# Written task
Identify every line of the data below that contains the string "plot", treating uppercase and lowercase letters as distinct. Copy each such line in full.

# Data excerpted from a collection
= = =
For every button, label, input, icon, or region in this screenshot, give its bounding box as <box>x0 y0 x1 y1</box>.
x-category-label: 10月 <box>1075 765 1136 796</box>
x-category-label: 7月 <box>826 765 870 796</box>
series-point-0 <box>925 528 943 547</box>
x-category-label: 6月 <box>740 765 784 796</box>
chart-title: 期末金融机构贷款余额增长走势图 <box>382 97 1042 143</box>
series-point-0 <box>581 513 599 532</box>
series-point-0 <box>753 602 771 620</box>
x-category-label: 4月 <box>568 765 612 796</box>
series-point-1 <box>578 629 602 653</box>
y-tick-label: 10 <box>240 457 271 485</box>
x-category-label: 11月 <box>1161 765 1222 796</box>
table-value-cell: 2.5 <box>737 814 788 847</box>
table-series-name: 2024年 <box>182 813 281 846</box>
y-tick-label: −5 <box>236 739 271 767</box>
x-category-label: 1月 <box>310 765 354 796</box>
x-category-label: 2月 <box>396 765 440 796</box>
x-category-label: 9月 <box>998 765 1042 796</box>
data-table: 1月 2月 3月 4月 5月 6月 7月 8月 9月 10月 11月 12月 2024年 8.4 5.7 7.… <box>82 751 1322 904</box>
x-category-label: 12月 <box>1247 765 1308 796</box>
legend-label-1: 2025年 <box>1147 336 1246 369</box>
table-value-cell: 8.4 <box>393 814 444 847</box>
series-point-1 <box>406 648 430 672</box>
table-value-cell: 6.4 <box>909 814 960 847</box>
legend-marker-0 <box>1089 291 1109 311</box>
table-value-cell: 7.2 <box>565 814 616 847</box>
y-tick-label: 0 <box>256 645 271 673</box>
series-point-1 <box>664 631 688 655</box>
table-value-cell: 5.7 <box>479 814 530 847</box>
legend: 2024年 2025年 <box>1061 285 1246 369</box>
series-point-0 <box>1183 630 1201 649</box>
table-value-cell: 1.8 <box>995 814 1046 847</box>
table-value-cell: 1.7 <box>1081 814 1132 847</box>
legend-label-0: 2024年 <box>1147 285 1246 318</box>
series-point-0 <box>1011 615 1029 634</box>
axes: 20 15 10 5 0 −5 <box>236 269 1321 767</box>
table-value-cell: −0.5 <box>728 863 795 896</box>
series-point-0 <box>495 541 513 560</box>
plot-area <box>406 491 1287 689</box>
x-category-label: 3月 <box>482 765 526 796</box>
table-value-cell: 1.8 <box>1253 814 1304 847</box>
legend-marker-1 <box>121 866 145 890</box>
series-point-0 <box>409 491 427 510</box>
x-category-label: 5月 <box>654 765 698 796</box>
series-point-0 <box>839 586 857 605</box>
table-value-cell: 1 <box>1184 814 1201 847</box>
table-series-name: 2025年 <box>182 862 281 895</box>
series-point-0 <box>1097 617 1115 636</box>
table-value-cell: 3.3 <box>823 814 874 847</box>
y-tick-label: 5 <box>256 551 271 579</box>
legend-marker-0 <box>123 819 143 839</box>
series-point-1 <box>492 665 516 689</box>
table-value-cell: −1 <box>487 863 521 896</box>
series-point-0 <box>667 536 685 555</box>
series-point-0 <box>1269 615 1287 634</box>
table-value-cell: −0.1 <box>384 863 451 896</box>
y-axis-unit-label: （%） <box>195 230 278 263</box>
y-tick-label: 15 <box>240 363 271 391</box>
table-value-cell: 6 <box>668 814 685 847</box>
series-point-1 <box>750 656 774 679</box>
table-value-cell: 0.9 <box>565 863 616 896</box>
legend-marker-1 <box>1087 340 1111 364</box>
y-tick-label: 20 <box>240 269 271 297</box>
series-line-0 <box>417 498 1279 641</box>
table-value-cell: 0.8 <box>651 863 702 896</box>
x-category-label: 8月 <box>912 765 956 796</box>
= = =
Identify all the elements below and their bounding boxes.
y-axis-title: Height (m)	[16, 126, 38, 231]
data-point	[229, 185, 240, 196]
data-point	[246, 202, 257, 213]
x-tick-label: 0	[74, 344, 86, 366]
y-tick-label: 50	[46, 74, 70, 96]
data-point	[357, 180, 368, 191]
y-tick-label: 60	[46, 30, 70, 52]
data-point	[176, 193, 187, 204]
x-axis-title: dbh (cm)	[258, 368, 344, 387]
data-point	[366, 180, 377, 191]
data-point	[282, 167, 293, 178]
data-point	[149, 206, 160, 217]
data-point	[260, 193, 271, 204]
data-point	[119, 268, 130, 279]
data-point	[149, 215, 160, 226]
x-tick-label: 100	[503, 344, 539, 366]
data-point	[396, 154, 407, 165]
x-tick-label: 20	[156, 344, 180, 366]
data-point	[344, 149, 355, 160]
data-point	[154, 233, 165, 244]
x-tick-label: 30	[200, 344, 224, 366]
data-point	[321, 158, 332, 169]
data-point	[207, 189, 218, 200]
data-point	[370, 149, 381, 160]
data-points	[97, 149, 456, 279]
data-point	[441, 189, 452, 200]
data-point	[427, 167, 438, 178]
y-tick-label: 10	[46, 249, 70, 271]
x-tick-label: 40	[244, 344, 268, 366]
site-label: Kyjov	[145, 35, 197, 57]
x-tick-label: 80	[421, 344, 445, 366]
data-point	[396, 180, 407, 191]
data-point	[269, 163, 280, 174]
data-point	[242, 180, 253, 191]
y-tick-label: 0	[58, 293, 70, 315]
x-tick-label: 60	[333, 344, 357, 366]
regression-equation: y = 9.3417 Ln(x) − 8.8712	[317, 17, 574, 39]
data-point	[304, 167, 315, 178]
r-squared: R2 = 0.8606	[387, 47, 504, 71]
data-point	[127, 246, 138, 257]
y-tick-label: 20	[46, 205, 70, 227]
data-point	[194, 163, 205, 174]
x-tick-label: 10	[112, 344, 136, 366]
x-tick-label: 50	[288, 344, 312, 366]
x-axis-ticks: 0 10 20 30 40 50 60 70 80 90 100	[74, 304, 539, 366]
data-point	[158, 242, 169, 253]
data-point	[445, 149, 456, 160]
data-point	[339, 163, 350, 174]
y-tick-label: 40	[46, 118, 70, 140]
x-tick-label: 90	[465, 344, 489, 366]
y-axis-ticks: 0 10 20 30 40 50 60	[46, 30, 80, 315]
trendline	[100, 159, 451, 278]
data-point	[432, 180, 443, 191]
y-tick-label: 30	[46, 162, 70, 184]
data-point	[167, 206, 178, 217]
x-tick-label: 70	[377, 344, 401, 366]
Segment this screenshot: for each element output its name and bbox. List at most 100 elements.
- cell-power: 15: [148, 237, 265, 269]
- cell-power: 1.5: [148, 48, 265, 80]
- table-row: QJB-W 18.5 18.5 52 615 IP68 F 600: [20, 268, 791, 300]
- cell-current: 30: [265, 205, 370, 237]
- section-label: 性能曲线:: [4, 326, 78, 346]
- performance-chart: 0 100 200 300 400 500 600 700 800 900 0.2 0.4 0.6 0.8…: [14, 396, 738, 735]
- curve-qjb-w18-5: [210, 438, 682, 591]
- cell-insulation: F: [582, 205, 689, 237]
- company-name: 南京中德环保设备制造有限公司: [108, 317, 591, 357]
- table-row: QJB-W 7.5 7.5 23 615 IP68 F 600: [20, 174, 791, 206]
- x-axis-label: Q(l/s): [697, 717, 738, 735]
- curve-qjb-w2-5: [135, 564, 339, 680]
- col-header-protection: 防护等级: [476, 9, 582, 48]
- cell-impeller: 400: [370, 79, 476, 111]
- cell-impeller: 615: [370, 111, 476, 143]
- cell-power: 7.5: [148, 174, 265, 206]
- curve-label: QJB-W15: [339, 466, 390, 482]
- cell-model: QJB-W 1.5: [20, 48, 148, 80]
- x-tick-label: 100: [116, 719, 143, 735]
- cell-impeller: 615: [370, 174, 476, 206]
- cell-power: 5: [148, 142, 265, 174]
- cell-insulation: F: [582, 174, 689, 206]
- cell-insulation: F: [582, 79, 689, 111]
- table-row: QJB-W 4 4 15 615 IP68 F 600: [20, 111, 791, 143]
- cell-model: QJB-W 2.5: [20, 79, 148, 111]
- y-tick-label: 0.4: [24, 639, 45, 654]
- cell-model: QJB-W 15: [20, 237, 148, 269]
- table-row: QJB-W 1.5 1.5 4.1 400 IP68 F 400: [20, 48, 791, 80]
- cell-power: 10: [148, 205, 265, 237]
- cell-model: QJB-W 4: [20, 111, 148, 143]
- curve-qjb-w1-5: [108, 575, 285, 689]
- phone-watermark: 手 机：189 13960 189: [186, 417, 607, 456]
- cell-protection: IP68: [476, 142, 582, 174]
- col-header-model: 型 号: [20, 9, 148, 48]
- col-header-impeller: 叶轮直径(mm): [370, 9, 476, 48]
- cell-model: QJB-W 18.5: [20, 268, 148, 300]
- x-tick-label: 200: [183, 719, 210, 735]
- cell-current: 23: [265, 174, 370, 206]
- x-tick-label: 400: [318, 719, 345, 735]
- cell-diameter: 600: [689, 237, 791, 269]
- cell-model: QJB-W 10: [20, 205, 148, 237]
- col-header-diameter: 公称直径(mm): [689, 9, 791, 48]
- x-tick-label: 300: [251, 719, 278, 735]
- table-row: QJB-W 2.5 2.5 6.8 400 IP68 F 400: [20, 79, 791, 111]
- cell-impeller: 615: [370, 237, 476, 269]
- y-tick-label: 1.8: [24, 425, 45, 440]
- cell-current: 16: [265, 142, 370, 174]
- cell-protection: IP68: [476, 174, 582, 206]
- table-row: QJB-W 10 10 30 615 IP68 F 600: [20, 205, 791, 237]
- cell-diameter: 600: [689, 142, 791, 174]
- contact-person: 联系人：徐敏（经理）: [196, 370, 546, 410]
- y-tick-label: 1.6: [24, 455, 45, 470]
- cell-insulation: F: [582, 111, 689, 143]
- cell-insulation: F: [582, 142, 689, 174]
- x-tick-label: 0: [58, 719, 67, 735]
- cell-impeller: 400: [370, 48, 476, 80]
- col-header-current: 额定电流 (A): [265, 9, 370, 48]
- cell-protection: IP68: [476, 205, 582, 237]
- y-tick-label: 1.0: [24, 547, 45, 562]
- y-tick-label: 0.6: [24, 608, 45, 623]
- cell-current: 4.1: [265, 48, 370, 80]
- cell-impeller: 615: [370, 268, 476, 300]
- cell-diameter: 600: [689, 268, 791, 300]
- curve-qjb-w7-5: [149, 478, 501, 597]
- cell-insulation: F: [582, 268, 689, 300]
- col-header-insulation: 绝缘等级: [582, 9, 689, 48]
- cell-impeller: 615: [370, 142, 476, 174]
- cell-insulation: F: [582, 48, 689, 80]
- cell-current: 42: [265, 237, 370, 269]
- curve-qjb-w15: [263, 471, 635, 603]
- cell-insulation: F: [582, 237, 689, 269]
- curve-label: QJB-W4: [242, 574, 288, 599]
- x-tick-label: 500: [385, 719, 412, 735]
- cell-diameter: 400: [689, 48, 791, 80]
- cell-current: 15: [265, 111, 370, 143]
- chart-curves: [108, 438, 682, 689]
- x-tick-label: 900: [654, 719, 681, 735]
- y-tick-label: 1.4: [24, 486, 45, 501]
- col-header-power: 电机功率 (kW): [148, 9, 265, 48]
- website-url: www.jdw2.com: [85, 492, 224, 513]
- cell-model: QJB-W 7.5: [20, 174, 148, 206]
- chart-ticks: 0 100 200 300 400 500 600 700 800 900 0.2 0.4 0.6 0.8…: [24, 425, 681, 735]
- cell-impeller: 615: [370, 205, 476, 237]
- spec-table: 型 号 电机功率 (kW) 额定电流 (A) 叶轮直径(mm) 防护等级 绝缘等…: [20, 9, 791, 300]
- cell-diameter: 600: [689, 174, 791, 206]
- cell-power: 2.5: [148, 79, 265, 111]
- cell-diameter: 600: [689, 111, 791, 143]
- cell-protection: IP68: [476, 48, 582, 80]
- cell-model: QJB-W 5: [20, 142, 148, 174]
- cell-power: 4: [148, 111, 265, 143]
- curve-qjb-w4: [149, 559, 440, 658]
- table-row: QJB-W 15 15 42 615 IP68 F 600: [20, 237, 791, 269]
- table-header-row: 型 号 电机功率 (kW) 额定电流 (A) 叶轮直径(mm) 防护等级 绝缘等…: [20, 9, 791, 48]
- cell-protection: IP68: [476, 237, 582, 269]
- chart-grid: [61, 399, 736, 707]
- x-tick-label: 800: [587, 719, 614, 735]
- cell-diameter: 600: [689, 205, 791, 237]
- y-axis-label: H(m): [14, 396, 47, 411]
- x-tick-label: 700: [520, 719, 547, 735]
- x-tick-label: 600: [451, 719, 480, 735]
= = =
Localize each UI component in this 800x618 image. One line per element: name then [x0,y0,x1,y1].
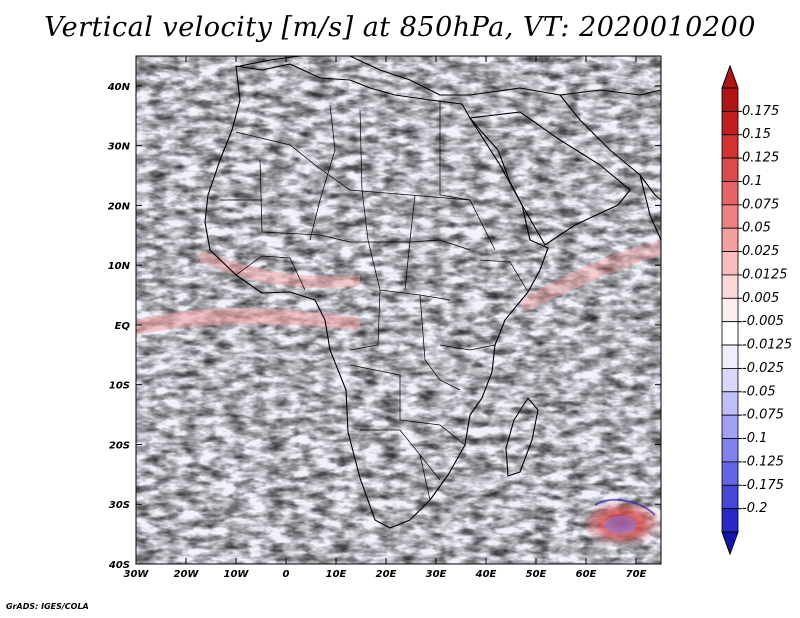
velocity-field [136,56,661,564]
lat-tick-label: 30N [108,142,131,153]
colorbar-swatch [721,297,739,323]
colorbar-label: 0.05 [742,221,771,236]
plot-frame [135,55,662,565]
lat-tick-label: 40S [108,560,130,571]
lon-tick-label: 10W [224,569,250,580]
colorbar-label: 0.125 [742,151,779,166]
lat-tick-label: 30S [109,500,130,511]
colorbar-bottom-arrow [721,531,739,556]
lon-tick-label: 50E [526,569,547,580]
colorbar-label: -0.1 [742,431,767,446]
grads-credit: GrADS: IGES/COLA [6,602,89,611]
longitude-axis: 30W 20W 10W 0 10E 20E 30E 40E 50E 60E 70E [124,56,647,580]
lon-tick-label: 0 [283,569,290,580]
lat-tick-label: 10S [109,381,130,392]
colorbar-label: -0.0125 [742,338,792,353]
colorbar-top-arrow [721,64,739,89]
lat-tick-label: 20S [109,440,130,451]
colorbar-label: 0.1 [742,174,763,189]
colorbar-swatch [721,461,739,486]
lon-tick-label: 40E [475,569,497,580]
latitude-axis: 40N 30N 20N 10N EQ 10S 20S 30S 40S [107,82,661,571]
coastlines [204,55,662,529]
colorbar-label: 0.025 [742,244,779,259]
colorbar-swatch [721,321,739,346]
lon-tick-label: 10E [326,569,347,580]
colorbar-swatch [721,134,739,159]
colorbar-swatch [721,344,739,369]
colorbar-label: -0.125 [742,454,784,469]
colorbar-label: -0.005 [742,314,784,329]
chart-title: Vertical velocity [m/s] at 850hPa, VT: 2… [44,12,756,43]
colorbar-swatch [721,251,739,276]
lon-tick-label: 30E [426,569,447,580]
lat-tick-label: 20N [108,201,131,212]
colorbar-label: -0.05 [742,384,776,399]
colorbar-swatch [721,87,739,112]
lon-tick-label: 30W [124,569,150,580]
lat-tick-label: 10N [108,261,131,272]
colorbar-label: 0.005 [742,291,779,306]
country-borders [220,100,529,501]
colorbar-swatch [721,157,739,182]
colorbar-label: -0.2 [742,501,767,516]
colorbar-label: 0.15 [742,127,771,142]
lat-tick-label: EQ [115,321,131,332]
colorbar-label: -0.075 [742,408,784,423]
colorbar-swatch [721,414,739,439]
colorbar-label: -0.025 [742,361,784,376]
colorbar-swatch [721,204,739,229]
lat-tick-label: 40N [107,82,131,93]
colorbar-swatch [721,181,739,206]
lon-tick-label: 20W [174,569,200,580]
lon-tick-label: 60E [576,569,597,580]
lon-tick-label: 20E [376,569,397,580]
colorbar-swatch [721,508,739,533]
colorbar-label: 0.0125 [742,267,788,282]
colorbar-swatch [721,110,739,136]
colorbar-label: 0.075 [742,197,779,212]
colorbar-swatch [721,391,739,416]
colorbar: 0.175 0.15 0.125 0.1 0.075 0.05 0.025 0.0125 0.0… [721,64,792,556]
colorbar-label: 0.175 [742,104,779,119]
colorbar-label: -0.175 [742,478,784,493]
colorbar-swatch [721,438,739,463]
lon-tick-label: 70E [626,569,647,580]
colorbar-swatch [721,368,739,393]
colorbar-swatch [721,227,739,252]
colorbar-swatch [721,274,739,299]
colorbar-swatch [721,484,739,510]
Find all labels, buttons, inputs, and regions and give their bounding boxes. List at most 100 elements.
= = =
# Solution to this task
plot-area <box>406 491 1287 689</box>
plot-frame [135,55,662,565]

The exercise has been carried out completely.